◆ **PROBLEM STATEMENT**: Find the string "unit" in the listing and report every line that has it.

◆ **SUPPLIED RECORDS**:
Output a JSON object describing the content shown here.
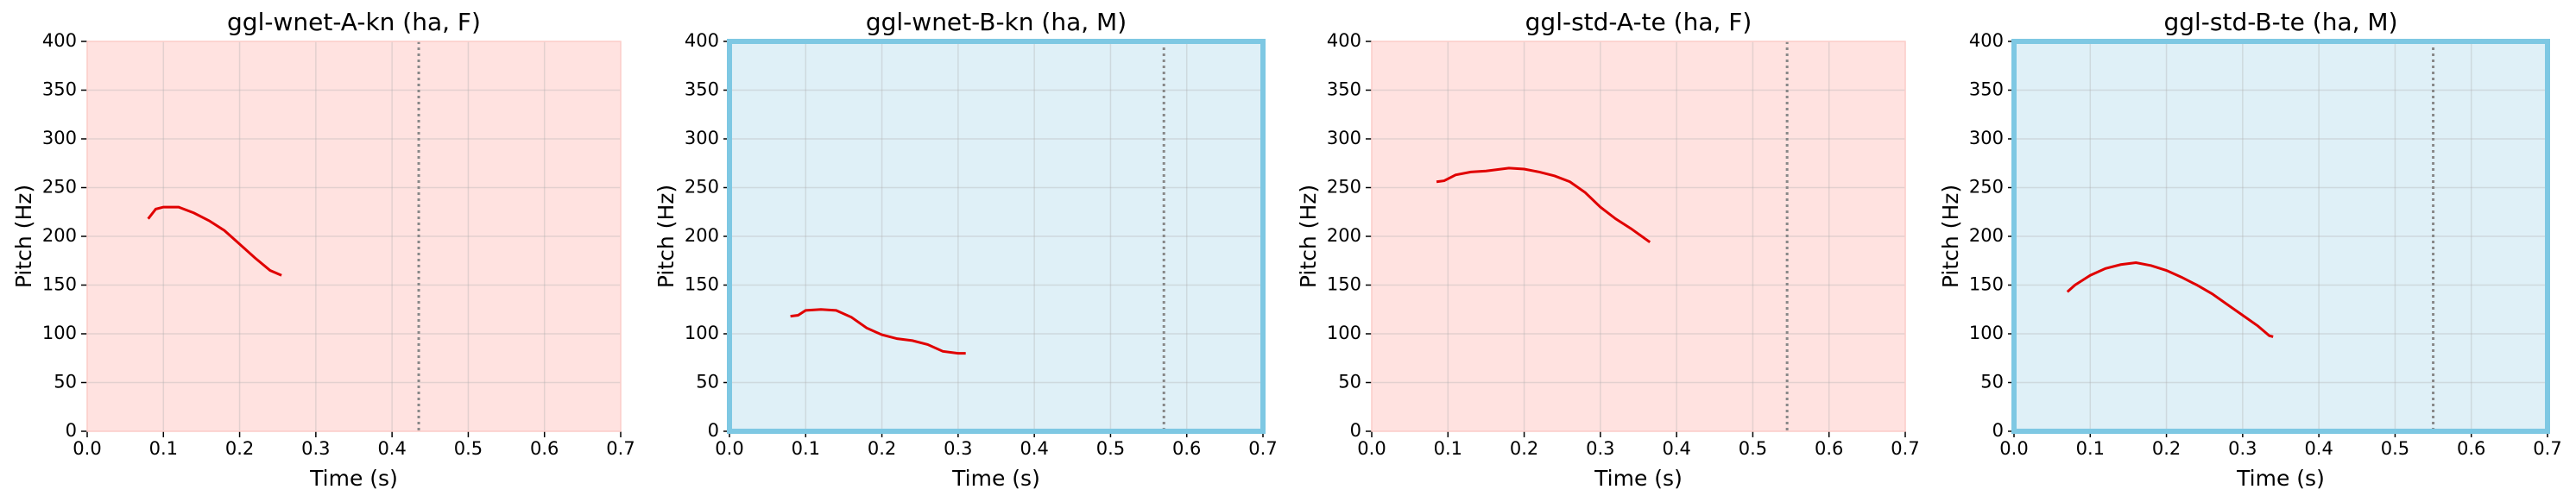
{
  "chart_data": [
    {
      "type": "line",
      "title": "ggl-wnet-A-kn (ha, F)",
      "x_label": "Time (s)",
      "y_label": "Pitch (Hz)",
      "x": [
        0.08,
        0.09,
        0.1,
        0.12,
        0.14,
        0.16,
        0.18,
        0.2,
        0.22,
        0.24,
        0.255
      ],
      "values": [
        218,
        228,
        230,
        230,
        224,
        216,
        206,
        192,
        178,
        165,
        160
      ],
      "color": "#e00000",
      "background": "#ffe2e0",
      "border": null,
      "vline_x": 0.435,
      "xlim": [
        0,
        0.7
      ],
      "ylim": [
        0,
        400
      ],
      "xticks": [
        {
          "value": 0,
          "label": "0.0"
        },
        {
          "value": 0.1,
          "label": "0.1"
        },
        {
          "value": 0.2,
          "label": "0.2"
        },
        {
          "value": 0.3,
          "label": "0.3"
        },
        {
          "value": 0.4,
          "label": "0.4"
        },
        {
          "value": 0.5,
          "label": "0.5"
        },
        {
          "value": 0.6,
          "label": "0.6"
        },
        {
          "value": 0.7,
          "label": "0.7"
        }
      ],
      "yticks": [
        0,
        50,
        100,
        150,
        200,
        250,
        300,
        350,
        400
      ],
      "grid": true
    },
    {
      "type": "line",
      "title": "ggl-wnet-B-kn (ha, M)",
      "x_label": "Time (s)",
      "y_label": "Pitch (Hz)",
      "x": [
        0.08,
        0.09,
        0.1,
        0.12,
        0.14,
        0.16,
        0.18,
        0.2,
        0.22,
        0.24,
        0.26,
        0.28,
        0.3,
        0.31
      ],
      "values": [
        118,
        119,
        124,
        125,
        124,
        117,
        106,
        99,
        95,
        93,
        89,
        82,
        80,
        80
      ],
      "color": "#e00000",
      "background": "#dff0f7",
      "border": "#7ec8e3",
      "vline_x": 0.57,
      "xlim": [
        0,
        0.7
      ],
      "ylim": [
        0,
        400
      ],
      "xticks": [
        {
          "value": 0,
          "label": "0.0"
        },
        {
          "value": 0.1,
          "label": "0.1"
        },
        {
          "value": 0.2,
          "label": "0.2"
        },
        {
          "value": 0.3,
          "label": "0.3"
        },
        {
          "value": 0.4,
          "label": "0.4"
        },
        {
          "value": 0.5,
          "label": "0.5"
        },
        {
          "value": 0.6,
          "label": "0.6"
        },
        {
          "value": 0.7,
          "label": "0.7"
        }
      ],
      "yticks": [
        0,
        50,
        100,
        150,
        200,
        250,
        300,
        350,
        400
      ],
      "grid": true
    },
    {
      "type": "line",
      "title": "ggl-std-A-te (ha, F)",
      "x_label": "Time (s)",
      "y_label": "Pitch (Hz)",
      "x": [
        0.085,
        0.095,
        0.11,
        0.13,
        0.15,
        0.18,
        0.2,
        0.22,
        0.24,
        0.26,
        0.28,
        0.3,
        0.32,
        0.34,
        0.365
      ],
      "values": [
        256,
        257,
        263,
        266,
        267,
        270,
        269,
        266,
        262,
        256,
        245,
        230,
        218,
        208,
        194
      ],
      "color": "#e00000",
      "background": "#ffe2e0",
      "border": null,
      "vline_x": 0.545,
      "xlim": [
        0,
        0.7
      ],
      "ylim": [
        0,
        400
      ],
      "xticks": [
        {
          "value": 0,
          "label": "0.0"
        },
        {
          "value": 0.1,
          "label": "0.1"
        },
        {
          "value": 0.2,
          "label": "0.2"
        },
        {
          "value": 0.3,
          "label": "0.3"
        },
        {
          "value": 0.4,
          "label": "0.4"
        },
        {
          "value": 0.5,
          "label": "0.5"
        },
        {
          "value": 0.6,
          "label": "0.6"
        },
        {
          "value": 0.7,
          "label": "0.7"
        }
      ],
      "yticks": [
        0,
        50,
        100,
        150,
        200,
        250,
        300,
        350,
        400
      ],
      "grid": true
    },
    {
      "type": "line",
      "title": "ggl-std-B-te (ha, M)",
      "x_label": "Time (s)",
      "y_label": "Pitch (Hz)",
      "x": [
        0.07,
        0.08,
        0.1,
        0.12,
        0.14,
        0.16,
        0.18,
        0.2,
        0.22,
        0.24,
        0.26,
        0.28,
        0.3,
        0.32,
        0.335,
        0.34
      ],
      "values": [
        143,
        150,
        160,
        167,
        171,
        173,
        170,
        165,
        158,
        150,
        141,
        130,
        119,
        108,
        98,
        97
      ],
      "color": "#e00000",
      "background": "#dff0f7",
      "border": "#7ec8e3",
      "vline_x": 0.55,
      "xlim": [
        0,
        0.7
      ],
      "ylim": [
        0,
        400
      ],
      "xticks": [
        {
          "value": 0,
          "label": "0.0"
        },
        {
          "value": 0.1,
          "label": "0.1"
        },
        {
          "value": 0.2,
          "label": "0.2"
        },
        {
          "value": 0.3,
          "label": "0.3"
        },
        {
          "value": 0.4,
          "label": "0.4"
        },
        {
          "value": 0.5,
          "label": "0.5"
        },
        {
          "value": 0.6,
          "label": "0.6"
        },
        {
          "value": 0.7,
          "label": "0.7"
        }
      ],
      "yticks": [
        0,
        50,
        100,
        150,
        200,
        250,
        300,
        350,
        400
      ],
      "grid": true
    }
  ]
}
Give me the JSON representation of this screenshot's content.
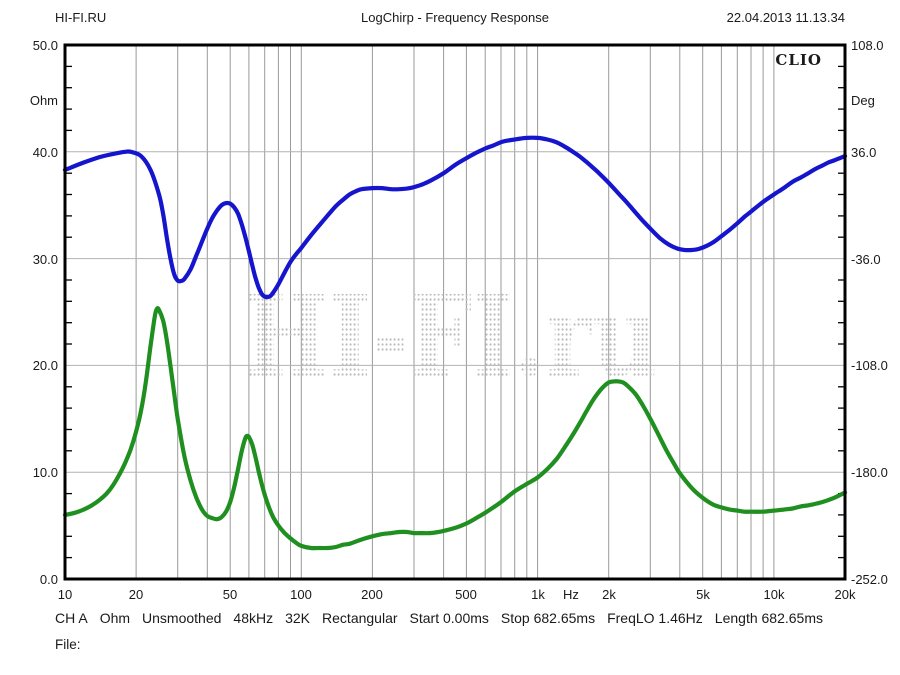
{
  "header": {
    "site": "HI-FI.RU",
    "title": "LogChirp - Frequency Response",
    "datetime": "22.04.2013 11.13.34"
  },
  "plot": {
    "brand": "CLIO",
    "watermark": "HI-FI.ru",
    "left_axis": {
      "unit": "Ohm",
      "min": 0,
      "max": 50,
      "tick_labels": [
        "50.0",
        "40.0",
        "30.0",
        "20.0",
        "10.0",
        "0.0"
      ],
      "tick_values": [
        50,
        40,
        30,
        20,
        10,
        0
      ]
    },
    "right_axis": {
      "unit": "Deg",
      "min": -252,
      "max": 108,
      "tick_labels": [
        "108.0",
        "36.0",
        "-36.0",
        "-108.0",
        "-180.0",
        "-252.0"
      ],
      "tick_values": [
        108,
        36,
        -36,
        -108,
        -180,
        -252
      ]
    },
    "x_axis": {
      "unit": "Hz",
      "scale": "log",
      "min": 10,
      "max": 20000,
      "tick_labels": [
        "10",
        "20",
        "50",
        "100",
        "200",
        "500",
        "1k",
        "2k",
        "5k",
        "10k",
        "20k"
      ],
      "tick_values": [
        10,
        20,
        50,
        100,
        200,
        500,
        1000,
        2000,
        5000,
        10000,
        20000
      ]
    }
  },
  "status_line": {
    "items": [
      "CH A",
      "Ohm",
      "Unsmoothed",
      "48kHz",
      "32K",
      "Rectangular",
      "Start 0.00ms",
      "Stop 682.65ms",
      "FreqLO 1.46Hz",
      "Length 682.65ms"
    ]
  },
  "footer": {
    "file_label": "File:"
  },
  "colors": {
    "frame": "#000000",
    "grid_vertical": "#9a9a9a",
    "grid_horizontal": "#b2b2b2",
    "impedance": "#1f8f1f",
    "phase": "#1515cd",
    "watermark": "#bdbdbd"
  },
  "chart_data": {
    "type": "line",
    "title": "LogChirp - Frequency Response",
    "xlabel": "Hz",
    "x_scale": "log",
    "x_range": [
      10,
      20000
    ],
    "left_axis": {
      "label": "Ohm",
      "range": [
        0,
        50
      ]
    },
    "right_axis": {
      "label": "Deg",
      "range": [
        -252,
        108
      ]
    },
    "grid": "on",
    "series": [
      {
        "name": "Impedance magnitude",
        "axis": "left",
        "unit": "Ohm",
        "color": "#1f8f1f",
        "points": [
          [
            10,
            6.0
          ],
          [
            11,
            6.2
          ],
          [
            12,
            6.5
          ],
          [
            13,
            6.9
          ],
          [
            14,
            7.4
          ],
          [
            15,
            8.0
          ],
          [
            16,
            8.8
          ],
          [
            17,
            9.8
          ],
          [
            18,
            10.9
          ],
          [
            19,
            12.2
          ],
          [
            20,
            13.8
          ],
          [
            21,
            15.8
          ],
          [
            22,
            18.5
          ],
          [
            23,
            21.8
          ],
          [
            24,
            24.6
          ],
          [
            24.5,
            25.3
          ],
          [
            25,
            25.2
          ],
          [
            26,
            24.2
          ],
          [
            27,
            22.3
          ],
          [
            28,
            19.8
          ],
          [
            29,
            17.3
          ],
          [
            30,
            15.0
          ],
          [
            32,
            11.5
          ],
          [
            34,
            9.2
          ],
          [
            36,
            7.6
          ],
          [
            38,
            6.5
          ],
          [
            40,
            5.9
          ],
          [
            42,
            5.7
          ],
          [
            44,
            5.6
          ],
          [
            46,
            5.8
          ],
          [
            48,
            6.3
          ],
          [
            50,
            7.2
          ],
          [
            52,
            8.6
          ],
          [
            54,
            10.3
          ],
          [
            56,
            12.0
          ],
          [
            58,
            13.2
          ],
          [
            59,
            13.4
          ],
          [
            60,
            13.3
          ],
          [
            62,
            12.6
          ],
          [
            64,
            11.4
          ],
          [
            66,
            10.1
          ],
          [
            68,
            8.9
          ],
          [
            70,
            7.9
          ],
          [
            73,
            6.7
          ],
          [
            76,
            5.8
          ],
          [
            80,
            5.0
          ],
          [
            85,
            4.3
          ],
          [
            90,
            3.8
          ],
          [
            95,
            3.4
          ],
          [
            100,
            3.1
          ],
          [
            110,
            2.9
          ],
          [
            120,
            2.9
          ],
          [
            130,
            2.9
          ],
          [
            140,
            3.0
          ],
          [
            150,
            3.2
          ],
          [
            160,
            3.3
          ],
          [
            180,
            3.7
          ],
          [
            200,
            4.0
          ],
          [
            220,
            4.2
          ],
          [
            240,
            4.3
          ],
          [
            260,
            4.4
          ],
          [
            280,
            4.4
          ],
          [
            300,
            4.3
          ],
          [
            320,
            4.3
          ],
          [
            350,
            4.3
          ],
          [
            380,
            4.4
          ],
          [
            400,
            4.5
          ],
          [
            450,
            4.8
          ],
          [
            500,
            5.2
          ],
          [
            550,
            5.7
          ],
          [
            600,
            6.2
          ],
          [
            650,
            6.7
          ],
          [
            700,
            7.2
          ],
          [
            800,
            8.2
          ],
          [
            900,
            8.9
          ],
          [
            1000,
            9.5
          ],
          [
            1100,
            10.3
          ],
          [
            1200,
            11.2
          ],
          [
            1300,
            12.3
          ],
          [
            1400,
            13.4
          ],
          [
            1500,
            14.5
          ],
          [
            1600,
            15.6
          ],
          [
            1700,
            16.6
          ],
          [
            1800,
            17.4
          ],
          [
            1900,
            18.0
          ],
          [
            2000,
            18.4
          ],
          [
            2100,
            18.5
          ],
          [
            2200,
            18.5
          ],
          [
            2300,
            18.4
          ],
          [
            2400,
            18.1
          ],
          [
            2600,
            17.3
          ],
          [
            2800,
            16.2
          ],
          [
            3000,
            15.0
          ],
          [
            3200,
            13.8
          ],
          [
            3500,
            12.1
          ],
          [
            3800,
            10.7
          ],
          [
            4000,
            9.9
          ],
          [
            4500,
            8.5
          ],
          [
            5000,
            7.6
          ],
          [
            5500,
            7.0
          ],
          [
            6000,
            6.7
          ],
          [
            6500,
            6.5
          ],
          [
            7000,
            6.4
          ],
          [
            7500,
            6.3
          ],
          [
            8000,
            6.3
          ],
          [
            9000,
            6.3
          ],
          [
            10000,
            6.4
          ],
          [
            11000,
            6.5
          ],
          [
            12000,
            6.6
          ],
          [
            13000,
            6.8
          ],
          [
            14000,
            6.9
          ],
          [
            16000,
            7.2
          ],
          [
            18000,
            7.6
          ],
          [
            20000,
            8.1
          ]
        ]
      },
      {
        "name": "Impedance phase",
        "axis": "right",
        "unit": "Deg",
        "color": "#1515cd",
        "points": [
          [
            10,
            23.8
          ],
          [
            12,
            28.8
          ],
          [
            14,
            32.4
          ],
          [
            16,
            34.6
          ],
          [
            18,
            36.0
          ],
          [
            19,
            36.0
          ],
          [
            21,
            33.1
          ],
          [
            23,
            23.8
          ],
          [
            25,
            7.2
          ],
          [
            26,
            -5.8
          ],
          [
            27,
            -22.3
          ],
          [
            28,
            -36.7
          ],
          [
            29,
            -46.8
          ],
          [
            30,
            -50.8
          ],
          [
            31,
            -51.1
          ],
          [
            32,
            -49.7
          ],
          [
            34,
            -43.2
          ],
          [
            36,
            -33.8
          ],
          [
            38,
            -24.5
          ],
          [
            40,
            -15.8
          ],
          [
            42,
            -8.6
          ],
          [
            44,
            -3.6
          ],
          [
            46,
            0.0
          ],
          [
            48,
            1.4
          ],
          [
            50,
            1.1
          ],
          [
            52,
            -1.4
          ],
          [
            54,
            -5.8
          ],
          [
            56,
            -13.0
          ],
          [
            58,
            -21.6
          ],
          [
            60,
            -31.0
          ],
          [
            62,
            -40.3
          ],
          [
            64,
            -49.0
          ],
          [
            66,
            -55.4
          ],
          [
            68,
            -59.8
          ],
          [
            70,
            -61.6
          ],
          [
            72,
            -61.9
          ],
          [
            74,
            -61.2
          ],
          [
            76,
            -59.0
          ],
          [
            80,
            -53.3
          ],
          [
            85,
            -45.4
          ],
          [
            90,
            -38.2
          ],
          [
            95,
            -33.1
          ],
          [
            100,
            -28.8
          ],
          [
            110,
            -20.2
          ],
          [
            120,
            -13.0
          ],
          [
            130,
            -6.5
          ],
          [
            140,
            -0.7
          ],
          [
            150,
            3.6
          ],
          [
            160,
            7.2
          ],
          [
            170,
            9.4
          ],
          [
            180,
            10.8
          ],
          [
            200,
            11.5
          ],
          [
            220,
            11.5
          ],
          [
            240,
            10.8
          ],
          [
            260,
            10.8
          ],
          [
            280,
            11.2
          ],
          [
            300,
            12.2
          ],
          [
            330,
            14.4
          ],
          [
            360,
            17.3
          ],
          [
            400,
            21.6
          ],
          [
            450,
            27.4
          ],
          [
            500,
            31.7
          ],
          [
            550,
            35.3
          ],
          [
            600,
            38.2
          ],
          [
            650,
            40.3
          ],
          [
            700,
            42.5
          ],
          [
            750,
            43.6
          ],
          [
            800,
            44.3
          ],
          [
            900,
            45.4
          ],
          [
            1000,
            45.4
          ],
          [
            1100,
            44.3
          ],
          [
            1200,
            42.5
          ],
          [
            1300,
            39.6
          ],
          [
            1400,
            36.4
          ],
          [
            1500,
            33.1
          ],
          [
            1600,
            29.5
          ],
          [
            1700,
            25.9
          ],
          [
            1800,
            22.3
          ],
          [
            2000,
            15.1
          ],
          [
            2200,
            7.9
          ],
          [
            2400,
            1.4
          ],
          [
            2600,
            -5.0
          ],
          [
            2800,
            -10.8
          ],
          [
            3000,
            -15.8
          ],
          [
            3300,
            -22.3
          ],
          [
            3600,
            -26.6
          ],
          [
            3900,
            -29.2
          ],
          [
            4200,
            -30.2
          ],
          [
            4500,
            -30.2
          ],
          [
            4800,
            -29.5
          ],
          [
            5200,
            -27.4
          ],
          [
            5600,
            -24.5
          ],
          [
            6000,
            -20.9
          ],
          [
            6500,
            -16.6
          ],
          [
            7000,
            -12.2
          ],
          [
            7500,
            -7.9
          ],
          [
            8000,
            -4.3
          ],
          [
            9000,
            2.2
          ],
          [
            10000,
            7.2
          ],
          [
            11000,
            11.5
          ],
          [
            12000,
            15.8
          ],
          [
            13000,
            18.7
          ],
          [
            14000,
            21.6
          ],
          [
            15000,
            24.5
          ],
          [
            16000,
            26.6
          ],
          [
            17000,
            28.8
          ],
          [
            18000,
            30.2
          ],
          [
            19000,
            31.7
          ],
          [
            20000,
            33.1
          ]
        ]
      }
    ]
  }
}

◆ **FULL RESPONSE**:
      "unit": "Ohm",
      "unit": "Deg",
      "unit": "Hz",
        "unit": "Ohm",
        "unit": "Deg",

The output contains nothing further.